The problem: In the material below, find every line with "this" and pull it out.

Available records:
○ ○ ○ ○

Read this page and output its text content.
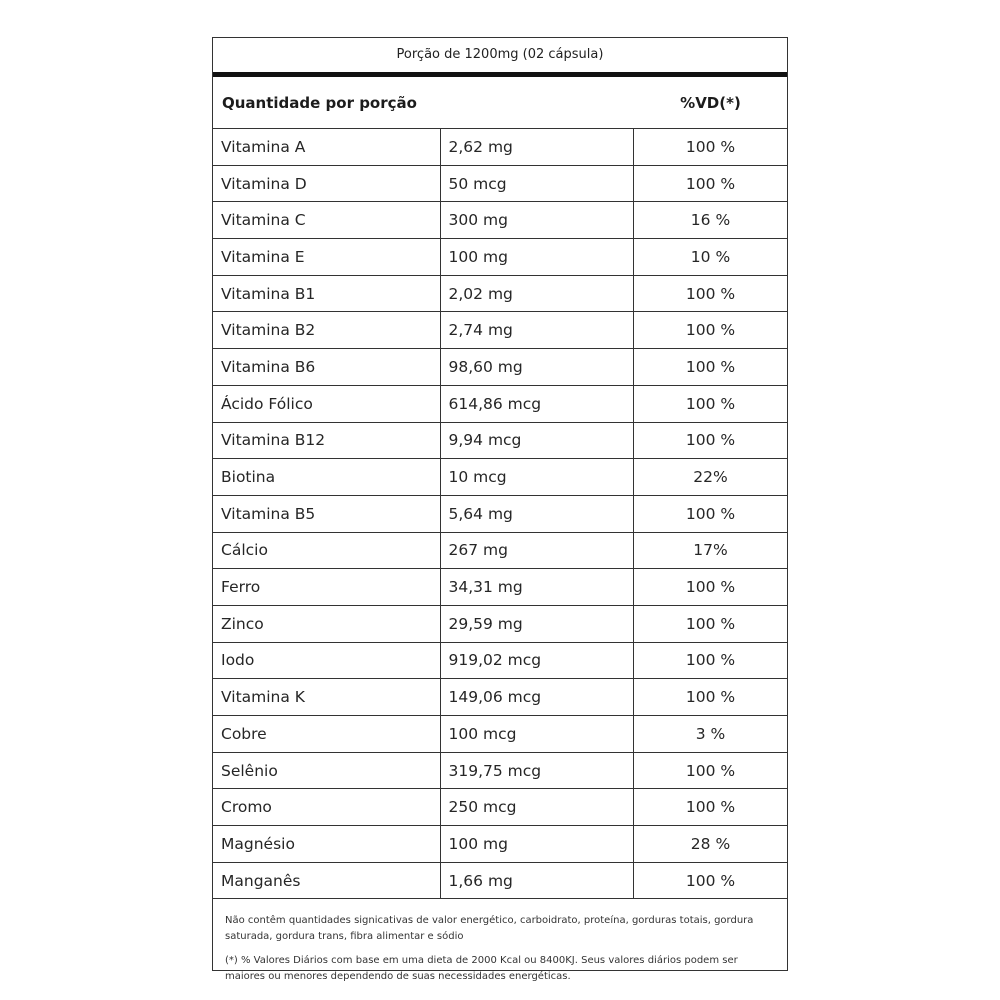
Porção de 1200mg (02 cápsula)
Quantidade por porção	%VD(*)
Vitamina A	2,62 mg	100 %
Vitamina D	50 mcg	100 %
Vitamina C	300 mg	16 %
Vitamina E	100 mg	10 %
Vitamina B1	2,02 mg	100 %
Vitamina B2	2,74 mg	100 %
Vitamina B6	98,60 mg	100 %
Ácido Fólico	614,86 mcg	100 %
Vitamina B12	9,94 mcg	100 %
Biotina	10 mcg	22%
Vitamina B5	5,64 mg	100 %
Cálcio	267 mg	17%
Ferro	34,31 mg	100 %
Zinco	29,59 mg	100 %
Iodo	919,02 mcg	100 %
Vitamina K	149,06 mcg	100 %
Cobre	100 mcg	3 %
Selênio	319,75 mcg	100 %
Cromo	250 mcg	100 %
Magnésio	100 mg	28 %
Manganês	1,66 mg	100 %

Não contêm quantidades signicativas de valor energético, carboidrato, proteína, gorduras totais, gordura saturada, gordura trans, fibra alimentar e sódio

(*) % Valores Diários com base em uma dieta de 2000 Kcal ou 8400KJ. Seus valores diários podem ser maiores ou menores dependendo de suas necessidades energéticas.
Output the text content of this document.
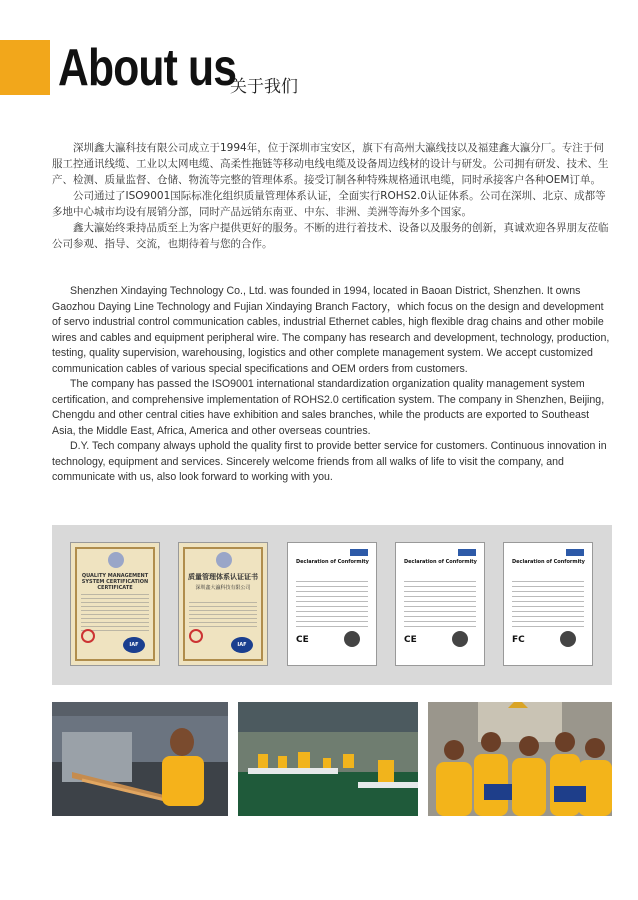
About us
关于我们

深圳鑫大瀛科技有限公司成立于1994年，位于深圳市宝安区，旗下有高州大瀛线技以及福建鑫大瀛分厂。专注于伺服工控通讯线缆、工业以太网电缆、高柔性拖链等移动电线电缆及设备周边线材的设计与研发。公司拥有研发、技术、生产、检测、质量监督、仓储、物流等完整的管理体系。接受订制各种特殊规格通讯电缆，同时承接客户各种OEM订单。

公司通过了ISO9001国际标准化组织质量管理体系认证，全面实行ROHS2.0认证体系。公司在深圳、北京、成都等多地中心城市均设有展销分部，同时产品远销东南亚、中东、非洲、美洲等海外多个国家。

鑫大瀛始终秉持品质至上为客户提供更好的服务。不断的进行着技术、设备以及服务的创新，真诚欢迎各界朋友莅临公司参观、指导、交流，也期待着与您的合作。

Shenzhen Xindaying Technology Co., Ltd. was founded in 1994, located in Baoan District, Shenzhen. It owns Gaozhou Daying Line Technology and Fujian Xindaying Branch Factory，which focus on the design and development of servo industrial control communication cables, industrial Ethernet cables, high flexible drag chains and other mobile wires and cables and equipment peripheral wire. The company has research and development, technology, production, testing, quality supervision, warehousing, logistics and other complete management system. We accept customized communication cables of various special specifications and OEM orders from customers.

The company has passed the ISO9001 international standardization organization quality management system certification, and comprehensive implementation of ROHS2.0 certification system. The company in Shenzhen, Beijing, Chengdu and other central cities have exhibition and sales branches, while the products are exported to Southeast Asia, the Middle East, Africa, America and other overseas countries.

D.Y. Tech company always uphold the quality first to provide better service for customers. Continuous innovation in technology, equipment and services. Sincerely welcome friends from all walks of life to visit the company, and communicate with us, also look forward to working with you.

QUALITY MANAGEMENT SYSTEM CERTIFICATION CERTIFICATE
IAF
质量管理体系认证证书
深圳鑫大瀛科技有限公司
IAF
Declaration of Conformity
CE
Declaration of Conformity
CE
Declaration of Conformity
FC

○ ○ ○ ○

Problem solution:
Read this page and output its text content.
Output the text content of this document.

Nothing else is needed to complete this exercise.